• WORK TO COMPLETE
Quote every line of the listing below verbatim, omitting the pictures.

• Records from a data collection
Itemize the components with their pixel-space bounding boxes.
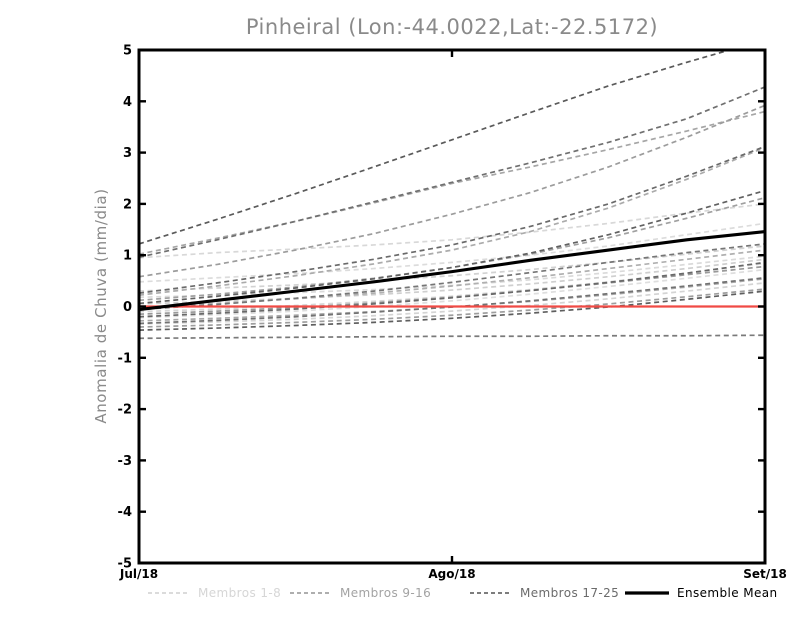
member-line: [139, 261, 765, 318]
x-tick-label: Ago/18: [428, 567, 475, 581]
member-line: [139, 86, 765, 259]
mean-line-path: [139, 230, 765, 312]
member-line: [139, 146, 765, 297]
x-tick-label: Jul/18: [119, 567, 158, 581]
member-line: [139, 288, 765, 328]
member-line: [139, 104, 765, 278]
y-tick-label: 4: [123, 95, 132, 110]
member-line: [139, 50, 733, 245]
member-line: [139, 110, 765, 256]
y-tick-label: -3: [118, 454, 132, 469]
x-axis-ticks: Jul/18 Ago/18 Set/18: [119, 50, 787, 581]
member-line: [139, 243, 765, 311]
y-tick-label: 3: [123, 146, 132, 161]
y-tick-label: 2: [123, 197, 132, 212]
y-tick-label: 1: [123, 249, 132, 264]
member-line: [139, 282, 765, 325]
member-line: [139, 334, 765, 340]
y-tick-label: -4: [118, 505, 132, 520]
legend-label: Membros 1-8: [198, 586, 281, 600]
member-line: [139, 222, 765, 283]
legend-label: Membros 17-25: [520, 586, 619, 600]
y-tick-label: -2: [118, 403, 132, 418]
member-line: [139, 189, 765, 305]
member-line: [139, 203, 765, 259]
y-tick-label: -5: [118, 557, 132, 572]
member-line: [139, 290, 765, 331]
chart-legend: Membros 1-8 Membros 9-16 Membros 17-25 Ense…: [148, 586, 778, 600]
member-line: [139, 145, 765, 295]
y-tick-label: -1: [118, 351, 132, 366]
y-axis-label: Anomalia de Chuva (mm/dia): [92, 188, 110, 423]
y-tick-label: 0: [123, 300, 132, 315]
ensemble-mean-line: [139, 230, 765, 312]
y-axis-ticks: 5 4 3 2 1 0 -1 -2 -3 -4 -5: [118, 44, 765, 572]
member-line: [139, 196, 765, 302]
member-line: [139, 245, 765, 292]
member-line: [139, 262, 765, 313]
x-tick-label: Set/18: [743, 567, 787, 581]
chart-title: Pinheiral (Lon:-44.0022,Lat:-22.5172): [246, 15, 658, 39]
y-tick-label: 5: [123, 44, 132, 59]
legend-label: Membros 9-16: [340, 586, 431, 600]
member-line: [139, 268, 765, 319]
member-line: [139, 258, 765, 305]
legend-label: Ensemble Mean: [677, 586, 778, 600]
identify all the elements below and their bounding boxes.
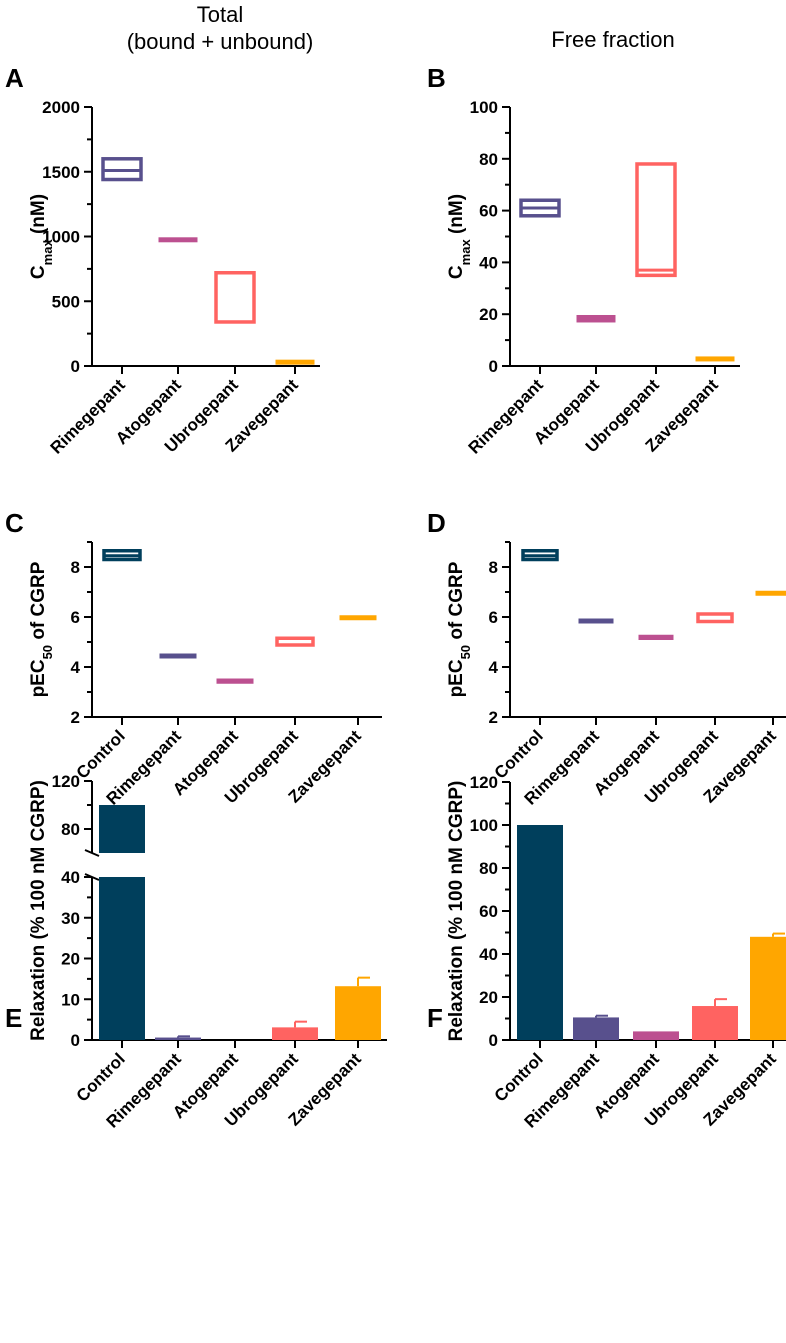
y-tick-label: 6 [489,608,498,627]
y-tick-label: 80 [479,859,498,878]
y-tick-label: 20 [61,950,80,969]
panel-label-a: A [5,63,24,93]
y-tick-label: 40 [479,945,498,964]
panel-f: F Relaxation (% 100 nM CGRP) 0 20 40 60 80 100 1… [427,773,786,1132]
category-label-rimegepant: Rimegepant [47,375,129,457]
y-tick-label: 2 [489,708,498,727]
range-bar-atogepant [158,237,198,243]
bar-zavegepant [750,936,786,1040]
bar-ubrogepant [272,1027,318,1040]
y-axis-label-f: Relaxation (% 100 nM CGRP) [446,781,467,1042]
category-label-control: Control [73,1049,129,1105]
y-axis-label-d: pEC50 of CGRP [446,561,473,697]
y-tick-label: 0 [489,1031,498,1050]
panel-label-f: F [427,1003,443,1033]
bar-ubrogepant [692,1006,738,1040]
panel-e: E Relaxation (% 100 nM CGRP) 0 10 20 30 40 80 12… [5,772,387,1132]
bar-atogepant [633,1031,679,1040]
y-tick-label: 30 [61,909,80,928]
bar-lower-control [99,877,145,1040]
range-bar-rimegepant [578,618,614,624]
category-label-rimegepant: Rimegepant [465,375,547,457]
y-tick-label: 40 [61,868,80,887]
y-tick-label: 0 [71,1031,80,1050]
y-tick-label: 60 [479,902,498,921]
y-axis-label-e: Relaxation (% 100 nM CGRP) [28,780,49,1041]
category-label-control: Control [491,726,547,782]
y-tick-label: 1000 [42,228,80,247]
y-tick-label: 60 [479,202,498,221]
y-tick-label: 8 [71,558,80,577]
y-axis-label-b: Cmax (nM) [446,194,473,279]
range-box-ubrogepant [214,271,256,324]
range-box-ubrogepant [696,612,734,624]
y-tick-label: 100 [470,98,498,117]
y-tick-label: 80 [479,150,498,169]
y-axis-label-a: Cmax (nM) [28,194,55,279]
y-tick-label: 20 [479,305,498,324]
panel-label-e: E [5,1003,22,1033]
y-tick-label: 0 [71,357,80,376]
range-bar-zavegepant [755,590,786,596]
category-label-control: Control [491,1049,547,1105]
column-title-total-line2: (bound + unbound) [127,29,314,54]
y-tick-label: 100 [470,816,498,835]
y-tick-label: 80 [61,820,80,839]
y-tick-label: 2 [71,708,80,727]
range-bar-rimegepant [159,653,197,659]
bar-control [517,825,563,1040]
y-tick-label: 0 [489,357,498,376]
panel-label-c: C [5,508,24,538]
y-axis-label-c: pEC50 of CGRP [28,561,55,697]
range-bar-zavegepant [695,356,735,362]
y-tick-label: 1500 [42,163,80,182]
y-tick-label: 6 [71,608,80,627]
panel-label-b: B [427,63,446,93]
range-bar-atogepant [576,314,616,323]
bar-zavegepant [335,986,381,1040]
y-tick-label: 10 [61,990,80,1009]
range-bar-zavegepant [339,615,377,621]
bar-rimegepant [573,1017,619,1040]
y-tick-label: 2000 [42,98,80,117]
y-tick-label: 4 [489,658,499,677]
y-tick-label: 8 [489,558,498,577]
bar-rimegepant [155,1037,201,1040]
column-title-free: Free fraction [551,27,675,52]
y-tick-label: 20 [479,988,498,1007]
panel-label-d: D [427,508,446,538]
range-box-ubrogepant [635,162,677,278]
y-tick-label: 120 [52,772,80,791]
y-tick-label: 120 [470,773,498,792]
column-title-total-line1: Total [197,2,243,27]
range-bar-zavegepant [275,359,315,365]
category-label-control: Control [73,726,129,782]
range-box-ubrogepant [275,636,315,647]
y-tick-label: 40 [479,253,498,272]
bar-upper-control [99,805,145,853]
range-bar-atogepant [216,678,254,684]
y-tick-label: 500 [52,292,80,311]
range-bar-atogepant [638,634,674,640]
y-tick-label: 4 [71,658,81,677]
axis-break-mark [84,849,100,857]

• ANSWER TO THE EXERCISE
Itemize the components with their pixel-space bounding boxes.
member-line: [139, 261, 765, 318]
x-tick-label: Ago/18: [428, 567, 475, 581]
member-line: [139, 86, 765, 259]
mean-line-path: [139, 230, 765, 312]
member-line: [139, 146, 765, 297]
x-tick-label: Jul/18: [119, 567, 158, 581]
member-line: [139, 288, 765, 328]
member-line: [139, 104, 765, 278]
y-tick-label: 4: [123, 95, 132, 110]
member-line: [139, 50, 733, 245]
member-line: [139, 110, 765, 256]
y-tick-label: -3: [118, 454, 132, 469]
x-axis-ticks: Jul/18 Ago/18 Set/18: [119, 50, 787, 581]
member-line: [139, 243, 765, 311]
y-tick-label: 3: [123, 146, 132, 161]
y-tick-label: 2: [123, 197, 132, 212]
y-tick-label: 1: [123, 249, 132, 264]
member-line: [139, 282, 765, 325]
member-line: [139, 334, 765, 340]
y-tick-label: -4: [118, 505, 132, 520]
legend-label: Membros 1-8: [198, 586, 281, 600]
member-line: [139, 222, 765, 283]
legend-label: Membros 17-25: [520, 586, 619, 600]
y-tick-label: -2: [118, 403, 132, 418]
member-line: [139, 189, 765, 305]
member-line: [139, 203, 765, 259]
y-tick-label: -5: [118, 557, 132, 572]
member-line: [139, 290, 765, 331]
chart-legend: Membros 1-8 Membros 9-16 Membros 17-25 Ense…: [148, 586, 778, 600]
member-line: [139, 145, 765, 295]
y-tick-label: -1: [118, 351, 132, 366]
y-axis-label: Anomalia de Chuva (mm/dia): [92, 188, 110, 423]
y-tick-label: 0: [123, 300, 132, 315]
ensemble-mean-line: [139, 230, 765, 312]
y-axis-ticks: 5 4 3 2 1 0 -1 -2 -3 -4 -5: [118, 44, 765, 572]
member-line: [139, 196, 765, 302]
member-line: [139, 245, 765, 292]
member-line: [139, 262, 765, 313]
x-tick-label: Set/18: [743, 567, 787, 581]
chart-title: Pinheiral (Lon:-44.0022,Lat:-22.5172): [246, 15, 658, 39]
y-tick-label: 5: [123, 44, 132, 59]
legend-label: Membros 9-16: [340, 586, 431, 600]
member-line: [139, 268, 765, 319]
member-line: [139, 258, 765, 305]
legend-label: Ensemble Mean: [677, 586, 778, 600]
identify all the elements below and their bounding boxes.
y-tick-label: 6 [489,608,498,627]
y-tick-label: 80 [479,859,498,878]
y-tick-label: 20 [61,950,80,969]
panel-label-a: A [5,63,24,93]
y-tick-label: 40 [479,945,498,964]
panel-f: F Relaxation (% 100 nM CGRP) 0 20 40 60 80 100 1… [427,773,786,1132]
category-label-rimegepant: Rimegepant [47,375,129,457]
y-tick-label: 2 [489,708,498,727]
range-bar-atogepant [158,237,198,243]
bar-zavegepant [750,936,786,1040]
bar-ubrogepant [272,1027,318,1040]
y-axis-label-f: Relaxation (% 100 nM CGRP) [446,781,467,1042]
category-label-control: Control [73,1049,129,1105]
y-axis-label-d: pEC50 of CGRP [446,561,473,697]
y-tick-label: 0 [489,1031,498,1050]
panel-label-f: F [427,1003,443,1033]
bar-ubrogepant [692,1006,738,1040]
panel-e: E Relaxation (% 100 nM CGRP) 0 10 20 30 40 80 12… [5,772,387,1132]
bar-atogepant [633,1031,679,1040]
y-tick-label: 30 [61,909,80,928]
bar-lower-control [99,877,145,1040]
range-bar-rimegepant [578,618,614,624]
category-label-rimegepant: Rimegepant [465,375,547,457]
y-tick-label: 40 [61,868,80,887]
y-tick-label: 0 [71,1031,80,1050]
y-tick-label: 60 [479,902,498,921]
y-axis-label-e: Relaxation (% 100 nM CGRP) [28,780,49,1041]
category-label-control: Control [491,726,547,782]
y-tick-label: 1000 [42,228,80,247]
y-tick-label: 60 [479,202,498,221]
y-tick-label: 8 [71,558,80,577]
y-axis-label-b: Cmax (nM) [446,194,473,279]
range-box-ubrogepant [214,271,256,324]
range-box-ubrogepant [696,612,734,624]
y-tick-label: 100 [470,98,498,117]
y-tick-label: 80 [479,150,498,169]
y-axis-label-a: Cmax (nM) [28,194,55,279]
y-tick-label: 20 [479,305,498,324]
panel-label-e: E [5,1003,22,1033]
y-tick-label: 0 [71,357,80,376]
range-bar-zavegepant [755,590,786,596]
category-label-control: Control [491,1049,547,1105]
column-title-total-line2: (bound + unbound) [127,29,314,54]
y-tick-label: 100 [470,816,498,835]
y-tick-label: 80 [61,820,80,839]
y-tick-label: 2 [71,708,80,727]
range-bar-rimegepant [159,653,197,659]
bar-control [517,825,563,1040]
y-tick-label: 0 [489,357,498,376]
panel-label-c: C [5,508,24,538]
y-axis-label-c: pEC50 of CGRP [28,561,55,697]
range-bar-zavegepant [695,356,735,362]
y-tick-label: 1500 [42,163,80,182]
y-tick-label: 6 [71,608,80,627]
panel-label-b: B [427,63,446,93]
range-bar-atogepant [576,314,616,323]
bar-zavegepant [335,986,381,1040]
y-tick-label: 10 [61,990,80,1009]
range-bar-zavegepant [339,615,377,621]
bar-rimegepant [573,1017,619,1040]
y-tick-label: 2000 [42,98,80,117]
y-tick-label: 4 [489,658,499,677]
y-tick-label: 8 [489,558,498,577]
bar-rimegepant [155,1037,201,1040]
column-title-free: Free fraction [551,27,675,52]
y-tick-label: 20 [479,988,498,1007]
panel-label-d: D [427,508,446,538]
range-box-ubrogepant [635,162,677,278]
y-tick-label: 120 [52,772,80,791]
y-tick-label: 120 [470,773,498,792]
column-title-total-line1: Total [197,2,243,27]
range-bar-zavegepant [275,359,315,365]
category-label-control: Control [73,726,129,782]
range-box-ubrogepant [275,636,315,647]
y-tick-label: 40 [479,253,498,272]
bar-upper-control [99,805,145,853]
range-bar-atogepant [216,678,254,684]
y-tick-label: 500 [52,292,80,311]
range-bar-atogepant [638,634,674,640]
y-tick-label: 4 [71,658,81,677]
axis-break-mark [84,849,100,857]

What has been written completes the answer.